Yankees 5, Red Sox 2: Did I say the rivalry was boring? A John Lackey pitch to Frank Cervelli’s back changed that at least for a little while, clearing the benches even if no one threw punches. There were some earlier plunkings, though they appeared without purpose. Lackey’s seemed to be in retaliation for a Cervelli home run. To which I say “don’t suck so bad that you’re giving up home runs to Frank Cervelli and you wouldn’t be in this position.”  CC Sabathia struck out ten dudes in six innings. And the game came in one whole minute under a cool four hours!

Phillies 9, Reds 0: Roy Halladay was dominating on the mound (7 IP. 2 H, 0 ER, 9K) and he even hit a bases-loaded double. At some point we’re just gonna have to face facts that he’s a Jedi or something.

Indians 6, Athletics 2: I started watching this one on TV — I couldn’t bear to see Livan Hernandez beat up the Braves — but then I turned it off and watched “Richard Pryor Here and Now” on Netflix. I dunno why. Just not in a baseball mood last night. But Pryor holds up even 30 years later.  Anyway: the recently-recalled Jeanmar Gomez flummoxed the A’s for six innings and the Tribe managed two two-run homers in the sixth to break it open.

Tigers 2, Royals 1: Doug Fister had a perfect game going through six but then gave up a run in the seventh on a double and a pair of sacrifices. Problem for him is that the Tigers couldn’t do anything themselves against Jeff Francis. They tied it up in the eighth, however, and then Ramon Santiago hit the walkoff bomb off Aaron Crow.

Marlins 6, Mets 0: Javier Vazquez shut the Mets out for seven innings. Mike Pelfrey … did not reciprocate.
********************
*SET EXERCISE A*: In the baseball recap, who hit the walkoff home run in the Tigers–Royals game?
*SET EXERCISE B*: Count the lines in the records that contain the string "south", and reply with the number alone.
The baseball recap and the records come from separate, unrelated sources.

Saved entries:
********************
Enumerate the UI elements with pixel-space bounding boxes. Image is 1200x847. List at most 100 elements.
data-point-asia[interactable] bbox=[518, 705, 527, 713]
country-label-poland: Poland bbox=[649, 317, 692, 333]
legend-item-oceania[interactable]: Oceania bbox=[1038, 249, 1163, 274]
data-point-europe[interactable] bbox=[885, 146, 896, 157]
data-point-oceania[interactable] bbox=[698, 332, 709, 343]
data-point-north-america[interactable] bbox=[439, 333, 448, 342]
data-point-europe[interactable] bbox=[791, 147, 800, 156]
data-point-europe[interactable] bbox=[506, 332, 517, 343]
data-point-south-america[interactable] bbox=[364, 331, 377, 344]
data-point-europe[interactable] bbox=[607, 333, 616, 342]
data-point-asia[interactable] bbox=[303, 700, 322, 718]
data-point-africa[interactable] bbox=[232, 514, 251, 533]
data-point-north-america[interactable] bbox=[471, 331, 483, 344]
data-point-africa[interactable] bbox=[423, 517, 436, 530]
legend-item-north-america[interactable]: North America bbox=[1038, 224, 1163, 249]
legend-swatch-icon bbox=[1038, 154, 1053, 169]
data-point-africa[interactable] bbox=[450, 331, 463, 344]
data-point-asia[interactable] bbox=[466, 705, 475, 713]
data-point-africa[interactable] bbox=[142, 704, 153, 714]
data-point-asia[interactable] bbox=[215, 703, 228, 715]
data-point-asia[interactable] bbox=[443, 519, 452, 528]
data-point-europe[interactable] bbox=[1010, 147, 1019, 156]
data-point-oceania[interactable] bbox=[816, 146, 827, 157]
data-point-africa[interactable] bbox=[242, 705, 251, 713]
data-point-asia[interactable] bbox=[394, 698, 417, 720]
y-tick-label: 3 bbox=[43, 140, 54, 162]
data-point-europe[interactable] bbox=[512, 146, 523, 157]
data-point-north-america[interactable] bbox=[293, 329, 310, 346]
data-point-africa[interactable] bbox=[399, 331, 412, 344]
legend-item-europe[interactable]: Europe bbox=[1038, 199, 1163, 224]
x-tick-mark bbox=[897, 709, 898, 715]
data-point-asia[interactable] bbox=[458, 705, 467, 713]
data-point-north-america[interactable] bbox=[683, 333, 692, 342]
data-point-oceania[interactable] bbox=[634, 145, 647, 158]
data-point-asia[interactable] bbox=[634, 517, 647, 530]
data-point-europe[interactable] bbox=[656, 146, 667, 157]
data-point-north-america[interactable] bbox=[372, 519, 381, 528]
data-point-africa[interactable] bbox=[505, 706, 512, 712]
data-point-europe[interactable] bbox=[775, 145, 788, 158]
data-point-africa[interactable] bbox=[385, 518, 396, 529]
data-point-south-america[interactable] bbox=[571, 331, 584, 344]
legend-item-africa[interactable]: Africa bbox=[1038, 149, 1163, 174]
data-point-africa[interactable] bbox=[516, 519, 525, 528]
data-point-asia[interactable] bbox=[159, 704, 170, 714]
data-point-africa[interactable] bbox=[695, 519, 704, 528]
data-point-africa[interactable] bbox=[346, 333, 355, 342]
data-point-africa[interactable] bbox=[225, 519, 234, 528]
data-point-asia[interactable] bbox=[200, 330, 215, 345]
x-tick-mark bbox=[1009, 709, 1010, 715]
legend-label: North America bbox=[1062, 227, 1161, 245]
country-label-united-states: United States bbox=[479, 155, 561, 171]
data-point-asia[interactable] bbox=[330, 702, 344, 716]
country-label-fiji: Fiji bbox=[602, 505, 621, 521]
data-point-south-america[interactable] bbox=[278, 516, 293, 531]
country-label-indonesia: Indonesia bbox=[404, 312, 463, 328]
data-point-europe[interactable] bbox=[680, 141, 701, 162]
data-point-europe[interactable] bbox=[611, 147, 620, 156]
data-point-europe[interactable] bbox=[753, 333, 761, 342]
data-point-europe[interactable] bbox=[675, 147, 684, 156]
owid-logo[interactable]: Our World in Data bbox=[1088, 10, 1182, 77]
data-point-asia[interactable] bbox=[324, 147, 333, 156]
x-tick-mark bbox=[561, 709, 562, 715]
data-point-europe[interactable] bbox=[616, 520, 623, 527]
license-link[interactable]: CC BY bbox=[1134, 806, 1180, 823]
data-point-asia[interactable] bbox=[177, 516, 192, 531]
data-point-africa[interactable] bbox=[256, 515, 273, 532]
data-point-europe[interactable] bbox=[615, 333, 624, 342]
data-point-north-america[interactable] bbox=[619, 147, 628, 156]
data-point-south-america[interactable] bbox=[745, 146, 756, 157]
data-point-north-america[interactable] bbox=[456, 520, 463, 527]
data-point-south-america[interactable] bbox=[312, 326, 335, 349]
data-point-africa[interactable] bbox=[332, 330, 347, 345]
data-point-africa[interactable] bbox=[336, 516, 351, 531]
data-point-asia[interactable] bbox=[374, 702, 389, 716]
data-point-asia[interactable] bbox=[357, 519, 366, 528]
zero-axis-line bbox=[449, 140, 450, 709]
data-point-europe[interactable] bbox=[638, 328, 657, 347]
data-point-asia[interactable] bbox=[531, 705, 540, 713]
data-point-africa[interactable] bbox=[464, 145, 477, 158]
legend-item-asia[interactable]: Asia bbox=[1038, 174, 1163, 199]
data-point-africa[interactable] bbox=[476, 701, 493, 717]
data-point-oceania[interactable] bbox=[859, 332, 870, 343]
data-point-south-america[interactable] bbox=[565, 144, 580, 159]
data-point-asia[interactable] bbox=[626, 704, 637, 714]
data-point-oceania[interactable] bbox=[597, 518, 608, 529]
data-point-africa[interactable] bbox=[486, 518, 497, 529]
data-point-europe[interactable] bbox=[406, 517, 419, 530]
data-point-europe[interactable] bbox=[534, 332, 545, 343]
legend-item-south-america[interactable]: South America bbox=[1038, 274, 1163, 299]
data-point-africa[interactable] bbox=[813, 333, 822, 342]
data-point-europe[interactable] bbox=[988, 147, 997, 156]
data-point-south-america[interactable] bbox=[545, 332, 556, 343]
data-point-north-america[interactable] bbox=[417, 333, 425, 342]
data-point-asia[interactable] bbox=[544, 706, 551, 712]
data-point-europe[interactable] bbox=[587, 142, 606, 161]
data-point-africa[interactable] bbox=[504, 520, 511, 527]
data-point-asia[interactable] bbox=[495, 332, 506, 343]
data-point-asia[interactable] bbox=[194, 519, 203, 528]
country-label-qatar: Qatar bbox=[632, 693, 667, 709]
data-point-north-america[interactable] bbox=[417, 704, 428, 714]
********************
*CORRECT RESULT A*: Ramon Santiago hit it off Aaron Crow.

*CORRECT RESULT B*: 8